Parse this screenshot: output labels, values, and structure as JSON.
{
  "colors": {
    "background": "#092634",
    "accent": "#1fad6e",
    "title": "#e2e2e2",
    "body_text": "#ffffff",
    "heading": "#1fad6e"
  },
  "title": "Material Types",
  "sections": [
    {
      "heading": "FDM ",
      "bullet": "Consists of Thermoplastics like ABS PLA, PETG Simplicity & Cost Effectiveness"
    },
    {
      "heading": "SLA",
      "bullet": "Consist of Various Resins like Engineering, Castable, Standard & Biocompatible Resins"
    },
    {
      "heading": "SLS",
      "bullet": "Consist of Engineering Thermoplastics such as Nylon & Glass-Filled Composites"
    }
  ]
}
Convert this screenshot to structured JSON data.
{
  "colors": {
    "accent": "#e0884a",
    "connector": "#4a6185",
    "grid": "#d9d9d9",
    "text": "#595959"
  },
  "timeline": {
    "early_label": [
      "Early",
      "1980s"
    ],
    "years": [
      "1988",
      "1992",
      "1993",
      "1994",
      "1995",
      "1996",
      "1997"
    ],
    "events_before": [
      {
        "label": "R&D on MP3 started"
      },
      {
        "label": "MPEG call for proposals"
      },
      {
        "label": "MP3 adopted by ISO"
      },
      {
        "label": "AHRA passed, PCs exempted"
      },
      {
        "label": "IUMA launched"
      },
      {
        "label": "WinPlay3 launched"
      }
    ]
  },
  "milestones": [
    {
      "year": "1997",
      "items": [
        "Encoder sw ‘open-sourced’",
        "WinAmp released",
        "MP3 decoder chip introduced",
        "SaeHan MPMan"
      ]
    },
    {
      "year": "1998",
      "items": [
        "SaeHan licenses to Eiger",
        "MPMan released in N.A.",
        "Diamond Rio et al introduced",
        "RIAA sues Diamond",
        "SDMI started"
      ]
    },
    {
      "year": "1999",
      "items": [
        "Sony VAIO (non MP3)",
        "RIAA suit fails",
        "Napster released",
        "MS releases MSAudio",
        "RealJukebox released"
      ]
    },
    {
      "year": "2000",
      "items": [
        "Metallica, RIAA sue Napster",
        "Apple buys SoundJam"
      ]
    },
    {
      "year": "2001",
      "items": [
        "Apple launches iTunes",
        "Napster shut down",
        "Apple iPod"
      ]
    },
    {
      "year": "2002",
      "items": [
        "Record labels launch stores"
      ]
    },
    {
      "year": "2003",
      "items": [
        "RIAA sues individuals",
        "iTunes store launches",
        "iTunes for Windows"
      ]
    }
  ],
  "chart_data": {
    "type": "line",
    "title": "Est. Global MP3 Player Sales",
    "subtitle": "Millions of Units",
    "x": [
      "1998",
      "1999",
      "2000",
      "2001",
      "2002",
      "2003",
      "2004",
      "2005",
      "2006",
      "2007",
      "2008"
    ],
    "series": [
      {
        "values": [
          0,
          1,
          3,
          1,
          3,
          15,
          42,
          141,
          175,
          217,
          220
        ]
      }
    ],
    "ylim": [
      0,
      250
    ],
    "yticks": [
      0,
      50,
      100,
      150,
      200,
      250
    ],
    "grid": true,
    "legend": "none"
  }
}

• What the task requires: Copy each line of the listing that includes "iTunes".

• Written solution:
        "Apple launches iTunes",
        "iTunes store launches",
        "iTunes for Windows"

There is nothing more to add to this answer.